* Aufgabe 1
An welchem Tag gab das IOC laut dem Textausschnitt seinen Entschluss bekannt?
* Aufgabe 2
Fassen Sie den Absatz des Textausschnitts, der mit „Der Abschied aus dem Wasser“ beginnt, als knappe Stichpunktliste zusammen.
* Aufgabe 3
Welche Sportler führt der Textausschnitt als Größen im Starterfeld auf? Nennen Sie alle mit ihrer Nationalität.

* Textausschnitt
Noch vor ein paar Wochen war die Trennung in seinem Athleten-Leben ein wenig klarer. Bei den Olympischen Spielen in Tokio 2021 will Osborne als Ruderer starten, er ist schon qualifiziert. Er war Weltmeister im Einer und WM-Dritter im Doppelzweier, doch sein Plan sieht vor, noch eine olympische Medaille zu gewinnen, bevor er seine Karriere als Ruderer beenden will, um sich anschließend als Profi auf dem Velo zu versuchen, analog. "Ich bin ein Anwärter, um in Zukunft hoffentlich ein guter Radfahrer zu werden", sagt er.

Der Abschied aus dem Wasser ist aber kein ganz freiwilliger. Das IOC hat beschlossen, Leichtgewichtsrudern aus dem olympischen Programm zu streichen. Diesen Schritt hat das Komitee aufgrund der Corona-Pandemie allerdings seit ein paar Tagen offiziell vertagt; Osbornes Bootsklasse, der Leichtgewichtsdoppelzweier, bleibt definitiv bis Paris 2024 olympisch. Über diese "Hintertür" habe er sich gefreut, sagt er - und doch war die Abfolge der Ereignisse kurios: Am 7. Dezember gab das IOC den Entschluss bekannt, der für Osborne bedeutet, noch etwas länger ein Ruderer sein zu können; am 9. Dezember war die eCycling-WM.

Das Radfahren, sagt Osborne, sei schon jetzt für ihn mehr als eine Ausgleichssportart: "Dieses Jahr hab' ich auf dem Rad knapp 20 000 Kilometer absolviert." Er sei "natürlich" mit Respekt an den Start gegangen, aber ohne Furcht vor den Größen im Starterfeld, vor Sportlern wie den Belgiern Victor Campenaerts und Eli Iserbyt oder dem Kanadier Lionel Sanders. "Physisch bin ich auf einem guten Level", sagt Osborne - was wohl auch daran liegt, dass er mit den Ruderern im Trainingslager in Portugal war, als er die Rad-WM vor dem Bildschirm fuhr. Im Team-Hotel stand ihm der Konferenzraum zur Verfügung.

* Angezeigte Einträge
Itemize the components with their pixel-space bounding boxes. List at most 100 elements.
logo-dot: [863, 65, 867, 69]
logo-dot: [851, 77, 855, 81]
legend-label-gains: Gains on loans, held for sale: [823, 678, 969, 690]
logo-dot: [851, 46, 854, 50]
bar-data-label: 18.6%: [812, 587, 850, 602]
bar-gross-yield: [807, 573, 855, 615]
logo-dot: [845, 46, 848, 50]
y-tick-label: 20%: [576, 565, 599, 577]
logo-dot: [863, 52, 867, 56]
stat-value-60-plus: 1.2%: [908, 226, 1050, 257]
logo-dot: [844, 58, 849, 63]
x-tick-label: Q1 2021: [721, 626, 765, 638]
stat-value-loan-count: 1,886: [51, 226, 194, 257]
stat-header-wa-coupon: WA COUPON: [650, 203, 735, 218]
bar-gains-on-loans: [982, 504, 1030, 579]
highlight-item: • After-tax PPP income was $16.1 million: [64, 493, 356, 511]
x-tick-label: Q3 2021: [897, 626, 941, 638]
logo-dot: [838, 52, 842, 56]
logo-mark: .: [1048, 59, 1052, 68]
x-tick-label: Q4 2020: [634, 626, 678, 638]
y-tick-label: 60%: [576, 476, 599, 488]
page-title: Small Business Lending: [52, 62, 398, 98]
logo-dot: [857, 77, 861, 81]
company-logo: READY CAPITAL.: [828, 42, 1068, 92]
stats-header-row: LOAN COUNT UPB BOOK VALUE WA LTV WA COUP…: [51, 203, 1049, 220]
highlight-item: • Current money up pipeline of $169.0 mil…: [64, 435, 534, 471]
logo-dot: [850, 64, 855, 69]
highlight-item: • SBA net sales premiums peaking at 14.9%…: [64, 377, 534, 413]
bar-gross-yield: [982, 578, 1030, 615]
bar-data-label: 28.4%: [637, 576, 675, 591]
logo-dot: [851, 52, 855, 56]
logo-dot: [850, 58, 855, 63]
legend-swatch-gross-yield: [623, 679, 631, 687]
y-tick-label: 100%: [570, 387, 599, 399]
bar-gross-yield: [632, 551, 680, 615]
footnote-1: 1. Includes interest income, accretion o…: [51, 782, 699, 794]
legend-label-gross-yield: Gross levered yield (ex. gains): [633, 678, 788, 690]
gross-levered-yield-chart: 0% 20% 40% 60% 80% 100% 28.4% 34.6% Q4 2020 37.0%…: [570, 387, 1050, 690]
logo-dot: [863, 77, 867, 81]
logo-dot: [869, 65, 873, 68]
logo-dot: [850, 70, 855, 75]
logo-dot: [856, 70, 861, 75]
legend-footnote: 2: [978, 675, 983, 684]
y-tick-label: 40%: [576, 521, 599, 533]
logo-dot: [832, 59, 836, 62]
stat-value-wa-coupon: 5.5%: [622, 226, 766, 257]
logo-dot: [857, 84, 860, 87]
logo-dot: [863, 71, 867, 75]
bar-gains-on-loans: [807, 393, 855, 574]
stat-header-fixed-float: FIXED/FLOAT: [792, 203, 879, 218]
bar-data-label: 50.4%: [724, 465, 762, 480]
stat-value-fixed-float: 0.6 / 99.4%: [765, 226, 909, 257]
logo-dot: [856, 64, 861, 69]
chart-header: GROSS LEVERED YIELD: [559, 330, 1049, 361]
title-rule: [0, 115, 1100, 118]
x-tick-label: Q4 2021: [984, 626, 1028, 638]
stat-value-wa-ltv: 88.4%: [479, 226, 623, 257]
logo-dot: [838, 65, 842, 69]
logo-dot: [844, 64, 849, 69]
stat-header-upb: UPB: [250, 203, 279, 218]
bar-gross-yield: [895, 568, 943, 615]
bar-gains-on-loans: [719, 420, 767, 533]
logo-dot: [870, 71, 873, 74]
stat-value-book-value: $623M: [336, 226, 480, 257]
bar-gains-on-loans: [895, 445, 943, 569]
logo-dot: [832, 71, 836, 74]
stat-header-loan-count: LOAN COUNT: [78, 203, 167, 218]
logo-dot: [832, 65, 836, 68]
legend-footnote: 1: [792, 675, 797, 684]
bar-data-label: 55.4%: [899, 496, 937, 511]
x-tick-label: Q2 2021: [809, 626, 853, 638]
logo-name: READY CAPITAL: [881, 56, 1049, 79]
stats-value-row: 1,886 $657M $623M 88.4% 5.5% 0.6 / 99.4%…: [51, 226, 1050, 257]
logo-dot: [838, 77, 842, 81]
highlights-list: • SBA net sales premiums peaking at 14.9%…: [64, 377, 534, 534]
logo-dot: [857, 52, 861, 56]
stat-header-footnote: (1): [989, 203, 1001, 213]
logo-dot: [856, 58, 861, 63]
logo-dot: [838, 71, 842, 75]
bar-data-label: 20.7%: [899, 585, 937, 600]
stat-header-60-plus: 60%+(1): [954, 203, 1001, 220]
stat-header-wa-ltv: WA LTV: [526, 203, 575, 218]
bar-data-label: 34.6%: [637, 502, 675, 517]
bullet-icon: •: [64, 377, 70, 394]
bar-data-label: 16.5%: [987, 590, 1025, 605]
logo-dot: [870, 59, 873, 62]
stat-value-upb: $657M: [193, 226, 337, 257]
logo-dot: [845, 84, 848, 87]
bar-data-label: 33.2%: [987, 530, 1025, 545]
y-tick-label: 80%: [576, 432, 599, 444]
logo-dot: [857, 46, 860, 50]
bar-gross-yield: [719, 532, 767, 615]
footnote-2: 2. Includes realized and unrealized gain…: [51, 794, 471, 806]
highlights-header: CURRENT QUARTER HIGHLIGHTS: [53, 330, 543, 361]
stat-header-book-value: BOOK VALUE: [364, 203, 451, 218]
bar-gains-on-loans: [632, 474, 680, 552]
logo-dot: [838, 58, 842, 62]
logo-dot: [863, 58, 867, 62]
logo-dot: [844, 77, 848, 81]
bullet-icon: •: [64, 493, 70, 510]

* Ausgabe 1
Am 7. Dezember.

* Ausgabe 2
- Osbornes Abschied vom Rudern ist nicht ganz freiwillig: Das IOC hat beschlossen, Leichtgewichtsrudern aus dem olympischen Programm zu streichen.
- Wegen der Corona-Pandemie hat das Komitee diesen Schritt offiziell vertagt; der Leichtgewichtsdoppelzweier bleibt bis Paris 2024 olympisch.
- Osborne freut sich über diese „Hintertür“.
- Die Abfolge war kurios: Am 7. Dezember verkündete das IOC den Entschluss, am 9. Dezember fand die eCycling-WM statt.

* Ausgabe 3
- Victor Campenaerts (Belgier)
- Eli Iserbyt (Belgier)
- Lionel Sanders (Kanadier)